◆ **Exercise material**:

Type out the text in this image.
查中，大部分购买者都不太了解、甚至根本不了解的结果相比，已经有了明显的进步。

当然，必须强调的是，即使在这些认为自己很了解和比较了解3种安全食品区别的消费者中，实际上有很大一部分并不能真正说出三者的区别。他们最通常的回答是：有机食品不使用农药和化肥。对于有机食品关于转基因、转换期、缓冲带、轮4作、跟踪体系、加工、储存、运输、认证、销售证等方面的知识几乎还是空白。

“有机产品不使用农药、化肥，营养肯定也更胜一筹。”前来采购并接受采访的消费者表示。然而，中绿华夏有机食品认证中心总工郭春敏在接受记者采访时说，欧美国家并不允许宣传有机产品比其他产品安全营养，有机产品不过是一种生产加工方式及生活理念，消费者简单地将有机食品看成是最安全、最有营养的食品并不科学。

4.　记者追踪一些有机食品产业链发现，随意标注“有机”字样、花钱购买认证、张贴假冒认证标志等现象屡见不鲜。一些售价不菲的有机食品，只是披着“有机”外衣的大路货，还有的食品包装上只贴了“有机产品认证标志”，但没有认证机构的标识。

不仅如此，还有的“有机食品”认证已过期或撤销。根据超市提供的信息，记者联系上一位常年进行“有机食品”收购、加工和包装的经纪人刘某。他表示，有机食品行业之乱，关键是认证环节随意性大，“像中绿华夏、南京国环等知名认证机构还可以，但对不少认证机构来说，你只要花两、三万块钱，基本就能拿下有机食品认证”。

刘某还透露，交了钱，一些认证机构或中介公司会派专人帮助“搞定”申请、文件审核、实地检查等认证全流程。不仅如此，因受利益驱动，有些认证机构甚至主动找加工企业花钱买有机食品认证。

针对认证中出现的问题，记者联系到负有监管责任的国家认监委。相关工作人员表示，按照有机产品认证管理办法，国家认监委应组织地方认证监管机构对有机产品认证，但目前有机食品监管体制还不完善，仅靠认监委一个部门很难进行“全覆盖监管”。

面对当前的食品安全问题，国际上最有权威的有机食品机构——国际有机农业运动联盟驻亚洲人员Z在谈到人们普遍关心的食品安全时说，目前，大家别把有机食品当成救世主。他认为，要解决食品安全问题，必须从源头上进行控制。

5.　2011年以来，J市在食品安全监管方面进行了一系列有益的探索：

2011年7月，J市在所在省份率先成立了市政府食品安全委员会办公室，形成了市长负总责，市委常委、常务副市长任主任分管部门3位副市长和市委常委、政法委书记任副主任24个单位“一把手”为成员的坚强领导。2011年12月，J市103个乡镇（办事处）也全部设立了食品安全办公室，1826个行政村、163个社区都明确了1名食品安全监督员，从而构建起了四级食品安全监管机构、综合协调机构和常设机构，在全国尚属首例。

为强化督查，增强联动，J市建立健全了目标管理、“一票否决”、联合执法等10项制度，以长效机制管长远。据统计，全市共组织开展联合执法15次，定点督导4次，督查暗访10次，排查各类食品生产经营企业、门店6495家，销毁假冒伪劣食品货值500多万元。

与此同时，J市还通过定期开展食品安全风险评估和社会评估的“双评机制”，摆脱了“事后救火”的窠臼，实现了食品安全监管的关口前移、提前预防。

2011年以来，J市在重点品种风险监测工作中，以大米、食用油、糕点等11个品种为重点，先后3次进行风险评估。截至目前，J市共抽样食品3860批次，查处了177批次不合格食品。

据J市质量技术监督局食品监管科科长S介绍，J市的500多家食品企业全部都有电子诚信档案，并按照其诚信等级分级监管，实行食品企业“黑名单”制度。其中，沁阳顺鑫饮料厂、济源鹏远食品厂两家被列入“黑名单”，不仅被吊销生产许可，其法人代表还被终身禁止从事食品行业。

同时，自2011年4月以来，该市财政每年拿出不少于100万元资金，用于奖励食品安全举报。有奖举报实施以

◆ **Request**: Reproduce each record shown above without altering a single word.

◆ **Answer to this exercise**:
Type out the text in this image.
查中，大部分购买者都不太了解、甚至根本不了解的结果相比，已经有了明显的进步。

当然，必须强调的是，即使在这些认为自己很了解和比较了解3种安全食品区别的消费者中，实际上有很大一部分并不能真正说出三者的区别。他们最通常的回答是：有机食品不使用农药和化肥。对于有机食品关于转基因、转换期、缓冲带、轮4作、跟踪体系、加工、储存、运输、认证、销售证等方面的知识几乎还是空白。

“有机产品不使用农药、化肥，营养肯定也更胜一筹。”前来采购并接受采访的消费者表示。然而，中绿华夏有机食品认证中心总工郭春敏在接受记者采访时说，欧美国家并不允许宣传有机产品比其他产品安全营养，有机产品不过是一种生产加工方式及生活理念，消费者简单地将有机食品看成是最安全、最有营养的食品并不科学。

4.　记者追踪一些有机食品产业链发现，随意标注“有机”字样、花钱购买认证、张贴假冒认证标志等现象屡见不鲜。一些售价不菲的有机食品，只是披着“有机”外衣的大路货，还有的食品包装上只贴了“有机产品认证标志”，但没有认证机构的标识。

不仅如此，还有的“有机食品”认证已过期或撤销。根据超市提供的信息，记者联系上一位常年进行“有机食品”收购、加工和包装的经纪人刘某。他表示，有机食品行业之乱，关键是认证环节随意性大，“像中绿华夏、南京国环等知名认证机构还可以，但对不少认证机构来说，你只要花两、三万块钱，基本就能拿下有机食品认证”。

刘某还透露，交了钱，一些认证机构或中介公司会派专人帮助“搞定”申请、文件审核、实地检查等认证全流程。不仅如此，因受利益驱动，有些认证机构甚至主动找加工企业花钱买有机食品认证。

针对认证中出现的问题，记者联系到负有监管责任的国家认监委。相关工作人员表示，按照有机产品认证管理办法，国家认监委应组织地方认证监管机构对有机产品认证，但目前有机食品监管体制还不完善，仅靠认监委一个部门很难进行“全覆盖监管”。

面对当前的食品安全问题，国际上最有权威的有机食品机构——国际有机农业运动联盟驻亚洲人员Z在谈到人们普遍关心的食品安全时说，目前，大家别把有机食品当成救世主。他认为，要解决食品安全问题，必须从源头上进行控制。

5.　2011年以来，J市在食品安全监管方面进行了一系列有益的探索：

2011年7月，J市在所在省份率先成立了市政府食品安全委员会办公室，形成了市长负总责，市委常委、常务副市长任主任分管部门3位副市长和市委常委、政法委书记任副主任24个单位“一把手”为成员的坚强领导。2011年12月，J市103个乡镇（办事处）也全部设立了食品安全办公室，1826个行政村、163个社区都明确了1名食品安全监督员，从而构建起了四级食品安全监管机构、综合协调机构和常设机构，在全国尚属首例。

为强化督查，增强联动，J市建立健全了目标管理、“一票否决”、联合执法等10项制度，以长效机制管长远。据统计，全市共组织开展联合执法15次，定点督导4次，督查暗访10次，排查各类食品生产经营企业、门店6495家，销毁假冒伪劣食品货值500多万元。

与此同时，J市还通过定期开展食品安全风险评估和社会评估的“双评机制”，摆脱了“事后救火”的窠臼，实现了食品安全监管的关口前移、提前预防。

2011年以来，J市在重点品种风险监测工作中，以大米、食用油、糕点等11个品种为重点，先后3次进行风险评估。截至目前，J市共抽样食品3860批次，查处了177批次不合格食品。

据J市质量技术监督局食品监管科科长S介绍，J市的500多家食品企业全部都有电子诚信档案，并按照其诚信等级分级监管，实行食品企业“黑名单”制度。其中，沁阳顺鑫饮料厂、济源鹏远食品厂两家被列入“黑名单”，不仅被吊销生产许可，其法人代表还被终身禁止从事食品行业。

同时，自2011年4月以来，该市财政每年拿出不少于100万元资金，用于奖励食品安全举报。有奖举报实施以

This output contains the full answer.